-- START Provided information --
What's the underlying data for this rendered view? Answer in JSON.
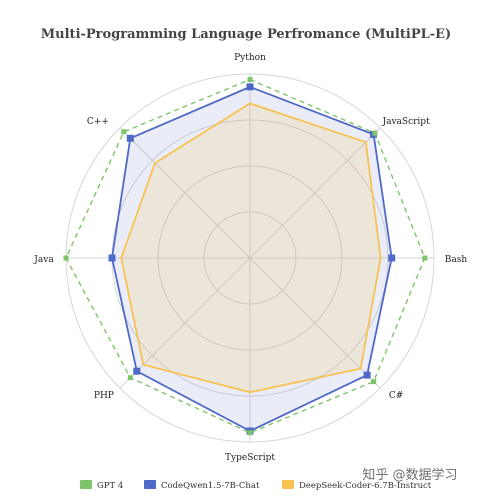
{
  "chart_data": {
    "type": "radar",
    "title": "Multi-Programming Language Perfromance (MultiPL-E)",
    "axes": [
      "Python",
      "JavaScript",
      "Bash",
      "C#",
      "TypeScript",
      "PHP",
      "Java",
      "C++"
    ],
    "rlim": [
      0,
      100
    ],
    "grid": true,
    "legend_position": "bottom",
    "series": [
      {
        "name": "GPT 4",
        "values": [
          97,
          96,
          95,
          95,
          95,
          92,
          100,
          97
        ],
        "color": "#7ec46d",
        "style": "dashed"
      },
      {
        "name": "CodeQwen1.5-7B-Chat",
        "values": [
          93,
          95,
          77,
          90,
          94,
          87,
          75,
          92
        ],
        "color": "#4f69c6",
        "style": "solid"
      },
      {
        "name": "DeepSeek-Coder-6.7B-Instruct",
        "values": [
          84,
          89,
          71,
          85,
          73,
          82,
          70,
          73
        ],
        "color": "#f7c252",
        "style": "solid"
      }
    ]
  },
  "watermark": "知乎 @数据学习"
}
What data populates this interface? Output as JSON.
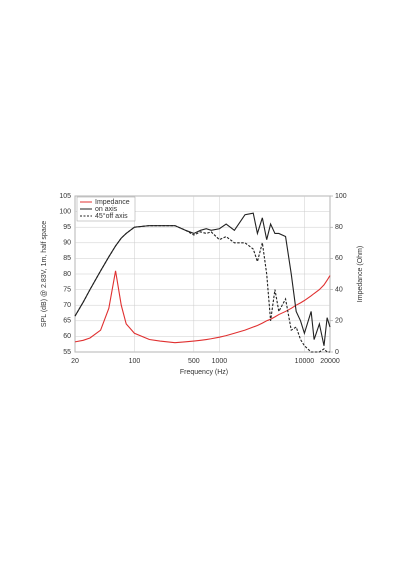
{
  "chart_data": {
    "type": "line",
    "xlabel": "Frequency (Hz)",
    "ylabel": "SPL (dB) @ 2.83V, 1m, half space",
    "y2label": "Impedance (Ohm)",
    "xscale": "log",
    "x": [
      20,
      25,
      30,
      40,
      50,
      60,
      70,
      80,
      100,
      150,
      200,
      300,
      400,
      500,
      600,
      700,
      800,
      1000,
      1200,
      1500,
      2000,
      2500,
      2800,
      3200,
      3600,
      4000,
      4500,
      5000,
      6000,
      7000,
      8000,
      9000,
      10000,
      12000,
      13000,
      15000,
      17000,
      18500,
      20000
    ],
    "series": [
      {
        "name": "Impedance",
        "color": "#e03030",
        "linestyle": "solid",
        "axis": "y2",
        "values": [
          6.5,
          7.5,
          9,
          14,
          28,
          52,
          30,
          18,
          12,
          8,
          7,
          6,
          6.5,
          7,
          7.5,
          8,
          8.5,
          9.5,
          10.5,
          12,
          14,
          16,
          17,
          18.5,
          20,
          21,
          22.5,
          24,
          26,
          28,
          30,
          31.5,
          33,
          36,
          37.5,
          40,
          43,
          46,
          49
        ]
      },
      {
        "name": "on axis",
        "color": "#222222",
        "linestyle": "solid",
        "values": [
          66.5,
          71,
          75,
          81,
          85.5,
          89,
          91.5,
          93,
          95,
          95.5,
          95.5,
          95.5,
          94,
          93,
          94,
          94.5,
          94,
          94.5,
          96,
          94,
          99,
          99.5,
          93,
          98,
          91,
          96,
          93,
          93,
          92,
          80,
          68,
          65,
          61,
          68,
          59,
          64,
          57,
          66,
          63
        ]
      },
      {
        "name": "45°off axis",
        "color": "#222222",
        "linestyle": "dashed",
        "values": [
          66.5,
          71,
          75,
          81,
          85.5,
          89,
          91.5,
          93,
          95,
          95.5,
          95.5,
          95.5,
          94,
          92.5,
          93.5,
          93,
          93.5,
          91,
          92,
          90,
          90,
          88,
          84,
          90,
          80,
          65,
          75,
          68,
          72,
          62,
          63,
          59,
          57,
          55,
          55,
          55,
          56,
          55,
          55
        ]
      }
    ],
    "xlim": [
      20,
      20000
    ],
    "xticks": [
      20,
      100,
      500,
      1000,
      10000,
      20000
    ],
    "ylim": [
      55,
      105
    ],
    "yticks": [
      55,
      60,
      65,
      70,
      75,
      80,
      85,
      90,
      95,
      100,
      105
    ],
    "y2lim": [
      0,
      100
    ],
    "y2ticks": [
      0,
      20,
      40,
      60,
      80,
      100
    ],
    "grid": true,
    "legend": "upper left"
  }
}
-- END Provided information --
What needs to be done
Any pictures should be dropped; transcribe the rest of the records above exactly.

Task answer
What's the underlying data for this rendered view? Answer in JSON.
{
  "chart_data": {
    "type": "radar",
    "title": "Multi-Programming Language Perfromance (MultiPL-E)",
    "axes": [
      "Python",
      "JavaScript",
      "Bash",
      "C#",
      "TypeScript",
      "PHP",
      "Java",
      "C++"
    ],
    "rlim": [
      0,
      100
    ],
    "grid": true,
    "legend_position": "bottom",
    "series": [
      {
        "name": "GPT 4",
        "values": [
          97,
          96,
          95,
          95,
          95,
          92,
          100,
          97
        ],
        "color": "#7ec46d",
        "style": "dashed"
      },
      {
        "name": "CodeQwen1.5-7B-Chat",
        "values": [
          93,
          95,
          77,
          90,
          94,
          87,
          75,
          92
        ],
        "color": "#4f69c6",
        "style": "solid"
      },
      {
        "name": "DeepSeek-Coder-6.7B-Instruct",
        "values": [
          84,
          89,
          71,
          85,
          73,
          82,
          70,
          73
        ],
        "color": "#f7c252",
        "style": "solid"
      }
    ]
  },
  "watermark": "知乎 @数据学习"
}
What data populates this interface? Output as JSON.
{
  "chart_data": {
    "type": "line",
    "xlabel": "Frequency (Hz)",
    "ylabel": "SPL (dB) @ 2.83V, 1m, half space",
    "y2label": "Impedance (Ohm)",
    "xscale": "log",
    "x": [
      20,
      25,
      30,
      40,
      50,
      60,
      70,
      80,
      100,
      150,
      200,
      300,
      400,
      500,
      600,
      700,
      800,
      1000,
      1200,
      1500,
      2000,
      2500,
      2800,
      3200,
      3600,
      4000,
      4500,
      5000,
      6000,
      7000,
      8000,
      9000,
      10000,
      12000,
      13000,
      15000,
      17000,
      18500,
      20000
    ],
    "series": [
      {
        "name": "Impedance",
        "color": "#e03030",
        "linestyle": "solid",
        "axis": "y2",
        "values": [
          6.5,
          7.5,
          9,
          14,
          28,
          52,
          30,
          18,
          12,
          8,
          7,
          6,
          6.5,
          7,
          7.5,
          8,
          8.5,
          9.5,
          10.5,
          12,
          14,
          16,
          17,
          18.5,
          20,
          21,
          22.5,
          24,
          26,
          28,
          30,
          31.5,
          33,
          36,
          37.5,
          40,
          43,
          46,
          49
        ]
      },
      {
        "name": "on axis",
        "color": "#222222",
        "linestyle": "solid",
        "values": [
          66.5,
          71,
          75,
          81,
          85.5,
          89,
          91.5,
          93,
          95,
          95.5,
          95.5,
          95.5,
          94,
          93,
          94,
          94.5,
          94,
          94.5,
          96,
          94,
          99,
          99.5,
          93,
          98,
          91,
          96,
          93,
          93,
          92,
          80,
          68,
          65,
          61,
          68,
          59,
          64,
          57,
          66,
          63
        ]
      },
      {
        "name": "45°off axis",
        "color": "#222222",
        "linestyle": "dashed",
        "values": [
          66.5,
          71,
          75,
          81,
          85.5,
          89,
          91.5,
          93,
          95,
          95.5,
          95.5,
          95.5,
          94,
          92.5,
          93.5,
          93,
          93.5,
          91,
          92,
          90,
          90,
          88,
          84,
          90,
          80,
          65,
          75,
          68,
          72,
          62,
          63,
          59,
          57,
          55,
          55,
          55,
          56,
          55,
          55
        ]
      }
    ],
    "xlim": [
      20,
      20000
    ],
    "xticks": [
      20,
      100,
      500,
      1000,
      10000,
      20000
    ],
    "ylim": [
      55,
      105
    ],
    "yticks": [
      55,
      60,
      65,
      70,
      75,
      80,
      85,
      90,
      95,
      100,
      105
    ],
    "y2lim": [
      0,
      100
    ],
    "y2ticks": [
      0,
      20,
      40,
      60,
      80,
      100
    ],
    "grid": true,
    "legend": "upper left"
  }
}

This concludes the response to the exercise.